■ **Stated task**
Present every line in which the string "alloy" appears.

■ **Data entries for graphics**
-*-

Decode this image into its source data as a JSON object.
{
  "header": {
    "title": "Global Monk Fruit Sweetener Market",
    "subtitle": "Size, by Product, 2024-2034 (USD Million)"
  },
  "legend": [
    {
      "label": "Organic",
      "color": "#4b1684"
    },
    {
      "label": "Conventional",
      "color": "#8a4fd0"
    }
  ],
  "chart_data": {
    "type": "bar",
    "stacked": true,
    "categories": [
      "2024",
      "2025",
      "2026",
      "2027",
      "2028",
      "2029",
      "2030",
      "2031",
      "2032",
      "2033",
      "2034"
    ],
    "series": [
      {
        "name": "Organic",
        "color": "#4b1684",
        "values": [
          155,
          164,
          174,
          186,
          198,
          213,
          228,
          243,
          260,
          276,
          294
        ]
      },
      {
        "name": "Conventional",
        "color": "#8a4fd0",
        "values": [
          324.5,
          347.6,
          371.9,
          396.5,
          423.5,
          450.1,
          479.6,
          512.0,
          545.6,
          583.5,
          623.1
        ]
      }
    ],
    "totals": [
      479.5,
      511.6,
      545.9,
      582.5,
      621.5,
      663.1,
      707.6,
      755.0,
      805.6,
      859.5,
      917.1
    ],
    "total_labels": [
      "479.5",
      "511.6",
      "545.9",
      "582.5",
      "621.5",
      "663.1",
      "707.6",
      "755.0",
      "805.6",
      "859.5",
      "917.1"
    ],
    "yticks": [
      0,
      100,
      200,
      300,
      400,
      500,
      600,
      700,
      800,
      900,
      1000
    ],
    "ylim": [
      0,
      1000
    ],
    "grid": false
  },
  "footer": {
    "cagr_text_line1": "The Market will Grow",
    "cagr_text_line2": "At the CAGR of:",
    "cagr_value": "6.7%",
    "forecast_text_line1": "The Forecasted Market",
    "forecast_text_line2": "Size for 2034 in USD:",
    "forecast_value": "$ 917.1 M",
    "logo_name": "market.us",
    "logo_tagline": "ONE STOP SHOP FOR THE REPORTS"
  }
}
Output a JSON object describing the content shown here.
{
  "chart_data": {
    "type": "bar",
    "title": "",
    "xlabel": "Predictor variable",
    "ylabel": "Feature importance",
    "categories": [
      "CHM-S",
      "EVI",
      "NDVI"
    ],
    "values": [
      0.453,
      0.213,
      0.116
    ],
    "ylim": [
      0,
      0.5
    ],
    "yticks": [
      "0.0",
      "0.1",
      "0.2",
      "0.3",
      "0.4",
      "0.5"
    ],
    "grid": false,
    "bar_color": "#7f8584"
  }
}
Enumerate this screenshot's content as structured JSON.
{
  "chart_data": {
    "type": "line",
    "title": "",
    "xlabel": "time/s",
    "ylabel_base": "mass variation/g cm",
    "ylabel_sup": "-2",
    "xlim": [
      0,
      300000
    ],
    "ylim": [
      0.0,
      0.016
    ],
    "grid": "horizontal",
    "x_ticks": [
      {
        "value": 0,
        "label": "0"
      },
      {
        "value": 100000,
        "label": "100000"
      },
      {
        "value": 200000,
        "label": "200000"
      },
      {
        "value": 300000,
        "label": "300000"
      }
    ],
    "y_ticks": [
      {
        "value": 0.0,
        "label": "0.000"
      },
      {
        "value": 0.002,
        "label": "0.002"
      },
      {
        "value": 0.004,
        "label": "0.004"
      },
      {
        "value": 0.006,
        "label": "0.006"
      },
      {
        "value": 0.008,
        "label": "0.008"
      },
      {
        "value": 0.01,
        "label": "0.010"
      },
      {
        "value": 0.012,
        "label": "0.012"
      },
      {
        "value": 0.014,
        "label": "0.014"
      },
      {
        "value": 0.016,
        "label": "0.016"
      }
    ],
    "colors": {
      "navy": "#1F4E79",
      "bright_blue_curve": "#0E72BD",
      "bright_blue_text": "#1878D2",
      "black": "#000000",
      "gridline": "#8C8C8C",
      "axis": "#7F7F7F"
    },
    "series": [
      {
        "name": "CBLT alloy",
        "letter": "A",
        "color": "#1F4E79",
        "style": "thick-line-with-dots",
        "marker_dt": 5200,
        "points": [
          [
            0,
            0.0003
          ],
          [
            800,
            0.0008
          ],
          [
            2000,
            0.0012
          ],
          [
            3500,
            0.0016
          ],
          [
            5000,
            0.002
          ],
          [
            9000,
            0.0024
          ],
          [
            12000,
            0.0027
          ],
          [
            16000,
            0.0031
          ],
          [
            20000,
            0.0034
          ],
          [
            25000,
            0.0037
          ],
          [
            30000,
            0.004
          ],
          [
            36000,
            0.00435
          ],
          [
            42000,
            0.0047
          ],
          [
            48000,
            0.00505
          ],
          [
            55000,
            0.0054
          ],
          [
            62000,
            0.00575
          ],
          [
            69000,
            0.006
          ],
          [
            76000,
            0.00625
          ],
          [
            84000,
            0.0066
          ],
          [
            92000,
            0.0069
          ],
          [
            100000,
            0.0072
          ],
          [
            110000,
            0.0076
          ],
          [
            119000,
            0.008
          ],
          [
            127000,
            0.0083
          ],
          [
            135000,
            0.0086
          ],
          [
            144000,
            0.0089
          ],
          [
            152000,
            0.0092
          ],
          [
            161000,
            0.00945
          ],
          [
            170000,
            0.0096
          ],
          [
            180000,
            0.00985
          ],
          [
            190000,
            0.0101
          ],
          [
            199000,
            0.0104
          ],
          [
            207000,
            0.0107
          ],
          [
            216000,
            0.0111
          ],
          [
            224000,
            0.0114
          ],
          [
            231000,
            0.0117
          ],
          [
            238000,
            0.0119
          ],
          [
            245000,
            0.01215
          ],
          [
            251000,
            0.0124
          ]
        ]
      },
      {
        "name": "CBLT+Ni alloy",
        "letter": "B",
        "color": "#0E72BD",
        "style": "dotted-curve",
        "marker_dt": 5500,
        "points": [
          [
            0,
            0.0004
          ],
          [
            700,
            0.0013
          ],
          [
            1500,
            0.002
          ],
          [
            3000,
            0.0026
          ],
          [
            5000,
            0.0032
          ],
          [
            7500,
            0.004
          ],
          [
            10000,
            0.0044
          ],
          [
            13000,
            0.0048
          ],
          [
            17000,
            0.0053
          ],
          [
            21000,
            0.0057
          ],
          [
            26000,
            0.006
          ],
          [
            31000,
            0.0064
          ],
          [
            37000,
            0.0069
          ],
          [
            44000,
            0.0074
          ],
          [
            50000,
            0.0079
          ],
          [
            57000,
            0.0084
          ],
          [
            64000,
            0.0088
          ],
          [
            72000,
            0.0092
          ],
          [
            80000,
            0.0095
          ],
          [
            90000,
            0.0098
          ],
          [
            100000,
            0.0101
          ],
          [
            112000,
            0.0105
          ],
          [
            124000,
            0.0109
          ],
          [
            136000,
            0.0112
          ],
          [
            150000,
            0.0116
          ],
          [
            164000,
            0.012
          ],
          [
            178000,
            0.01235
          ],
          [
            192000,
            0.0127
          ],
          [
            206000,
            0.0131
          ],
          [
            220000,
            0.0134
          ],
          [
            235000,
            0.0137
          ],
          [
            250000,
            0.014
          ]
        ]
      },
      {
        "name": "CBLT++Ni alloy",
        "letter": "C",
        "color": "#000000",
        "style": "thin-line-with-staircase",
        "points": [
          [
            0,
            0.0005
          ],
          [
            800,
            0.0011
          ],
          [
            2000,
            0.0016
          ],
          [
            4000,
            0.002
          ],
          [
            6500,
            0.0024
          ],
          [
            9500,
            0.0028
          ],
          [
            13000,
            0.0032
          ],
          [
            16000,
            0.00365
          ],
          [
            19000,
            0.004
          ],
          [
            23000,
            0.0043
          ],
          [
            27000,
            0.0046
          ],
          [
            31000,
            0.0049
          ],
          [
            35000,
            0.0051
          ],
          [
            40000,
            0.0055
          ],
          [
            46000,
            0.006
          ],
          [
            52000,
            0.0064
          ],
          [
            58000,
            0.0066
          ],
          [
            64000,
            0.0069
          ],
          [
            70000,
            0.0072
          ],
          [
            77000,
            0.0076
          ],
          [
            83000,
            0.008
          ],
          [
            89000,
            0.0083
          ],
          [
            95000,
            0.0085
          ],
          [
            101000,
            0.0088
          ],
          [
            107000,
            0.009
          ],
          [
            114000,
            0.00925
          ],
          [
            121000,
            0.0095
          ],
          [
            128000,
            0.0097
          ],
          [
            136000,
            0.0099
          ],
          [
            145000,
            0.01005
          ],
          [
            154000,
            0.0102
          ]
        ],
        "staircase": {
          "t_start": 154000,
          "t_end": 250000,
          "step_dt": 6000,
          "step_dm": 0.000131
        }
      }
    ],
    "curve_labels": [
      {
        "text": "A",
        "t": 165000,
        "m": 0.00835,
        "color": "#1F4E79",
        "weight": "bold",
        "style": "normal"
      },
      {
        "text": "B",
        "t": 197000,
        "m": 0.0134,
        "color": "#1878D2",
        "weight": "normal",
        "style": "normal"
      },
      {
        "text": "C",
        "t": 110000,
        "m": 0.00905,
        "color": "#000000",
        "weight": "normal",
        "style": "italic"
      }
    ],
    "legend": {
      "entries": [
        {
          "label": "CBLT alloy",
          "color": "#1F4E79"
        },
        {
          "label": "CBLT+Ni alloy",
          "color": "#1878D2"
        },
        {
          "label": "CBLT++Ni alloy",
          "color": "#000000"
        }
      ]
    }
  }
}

-*-

■ **Correct response**
        "name": "CBLT alloy",
        "name": "CBLT+Ni alloy",
        "name": "CBLT++Ni alloy",
          "label": "CBLT alloy",
          "label": "CBLT+Ni alloy",
          "label": "CBLT++Ni alloy",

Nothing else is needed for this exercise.